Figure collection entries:
■ ■ ■

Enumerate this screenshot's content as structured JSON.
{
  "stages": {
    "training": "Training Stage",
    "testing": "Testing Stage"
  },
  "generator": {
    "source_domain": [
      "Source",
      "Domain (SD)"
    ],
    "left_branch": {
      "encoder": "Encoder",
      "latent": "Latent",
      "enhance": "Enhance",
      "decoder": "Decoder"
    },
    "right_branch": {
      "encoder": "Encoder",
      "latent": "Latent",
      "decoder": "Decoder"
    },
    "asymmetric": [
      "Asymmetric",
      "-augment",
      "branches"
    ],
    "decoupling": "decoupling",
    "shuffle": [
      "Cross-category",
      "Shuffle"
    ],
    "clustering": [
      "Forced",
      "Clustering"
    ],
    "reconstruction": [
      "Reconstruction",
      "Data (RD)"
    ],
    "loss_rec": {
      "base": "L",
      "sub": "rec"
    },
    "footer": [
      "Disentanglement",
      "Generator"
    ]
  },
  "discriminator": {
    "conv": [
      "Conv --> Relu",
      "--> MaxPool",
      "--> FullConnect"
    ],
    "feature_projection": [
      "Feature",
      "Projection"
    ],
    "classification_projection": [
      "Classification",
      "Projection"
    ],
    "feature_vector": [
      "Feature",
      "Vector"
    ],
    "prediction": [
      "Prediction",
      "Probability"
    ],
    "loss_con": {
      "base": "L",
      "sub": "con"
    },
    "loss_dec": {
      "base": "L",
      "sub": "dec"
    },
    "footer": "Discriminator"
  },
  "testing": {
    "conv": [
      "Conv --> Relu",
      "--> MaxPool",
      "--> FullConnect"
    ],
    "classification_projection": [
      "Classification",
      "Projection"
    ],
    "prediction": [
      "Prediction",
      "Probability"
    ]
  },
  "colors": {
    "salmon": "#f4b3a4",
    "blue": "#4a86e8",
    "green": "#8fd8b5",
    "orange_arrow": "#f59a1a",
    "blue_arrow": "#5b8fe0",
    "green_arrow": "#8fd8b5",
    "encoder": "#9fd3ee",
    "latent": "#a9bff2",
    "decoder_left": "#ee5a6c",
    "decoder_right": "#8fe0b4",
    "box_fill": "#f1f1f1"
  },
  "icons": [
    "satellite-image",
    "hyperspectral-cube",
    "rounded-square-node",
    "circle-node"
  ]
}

■ ■ ■

§ GOAL:
Extract every line above exactly as it stands.

§ FINISHED EXERCISE:
Enumerate this screenshot's content as structured JSON.
{
  "stages": {
    "training": "Training Stage",
    "testing": "Testing Stage"
  },
  "generator": {
    "source_domain": [
      "Source",
      "Domain (SD)"
    ],
    "left_branch": {
      "encoder": "Encoder",
      "latent": "Latent",
      "enhance": "Enhance",
      "decoder": "Decoder"
    },
    "right_branch": {
      "encoder": "Encoder",
      "latent": "Latent",
      "decoder": "Decoder"
    },
    "asymmetric": [
      "Asymmetric",
      "-augment",
      "branches"
    ],
    "decoupling": "decoupling",
    "shuffle": [
      "Cross-category",
      "Shuffle"
    ],
    "clustering": [
      "Forced",
      "Clustering"
    ],
    "reconstruction": [
      "Reconstruction",
      "Data (RD)"
    ],
    "loss_rec": {
      "base": "L",
      "sub": "rec"
    },
    "footer": [
      "Disentanglement",
      "Generator"
    ]
  },
  "discriminator": {
    "conv": [
      "Conv --> Relu",
      "--> MaxPool",
      "--> FullConnect"
    ],
    "feature_projection": [
      "Feature",
      "Projection"
    ],
    "classification_projection": [
      "Classification",
      "Projection"
    ],
    "feature_vector": [
      "Feature",
      "Vector"
    ],
    "prediction": [
      "Prediction",
      "Probability"
    ],
    "loss_con": {
      "base": "L",
      "sub": "con"
    },
    "loss_dec": {
      "base": "L",
      "sub": "dec"
    },
    "footer": "Discriminator"
  },
  "testing": {
    "conv": [
      "Conv --> Relu",
      "--> MaxPool",
      "--> FullConnect"
    ],
    "classification_projection": [
      "Classification",
      "Projection"
    ],
    "prediction": [
      "Prediction",
      "Probability"
    ]
  },
  "colors": {
    "salmon": "#f4b3a4",
    "blue": "#4a86e8",
    "green": "#8fd8b5",
    "orange_arrow": "#f59a1a",
    "blue_arrow": "#5b8fe0",
    "green_arrow": "#8fd8b5",
    "encoder": "#9fd3ee",
    "latent": "#a9bff2",
    "decoder_left": "#ee5a6c",
    "decoder_right": "#8fe0b4",
    "box_fill": "#f1f1f1"
  },
  "icons": [
    "satellite-image",
    "hyperspectral-cube",
    "rounded-square-node",
    "circle-node"
  ]
}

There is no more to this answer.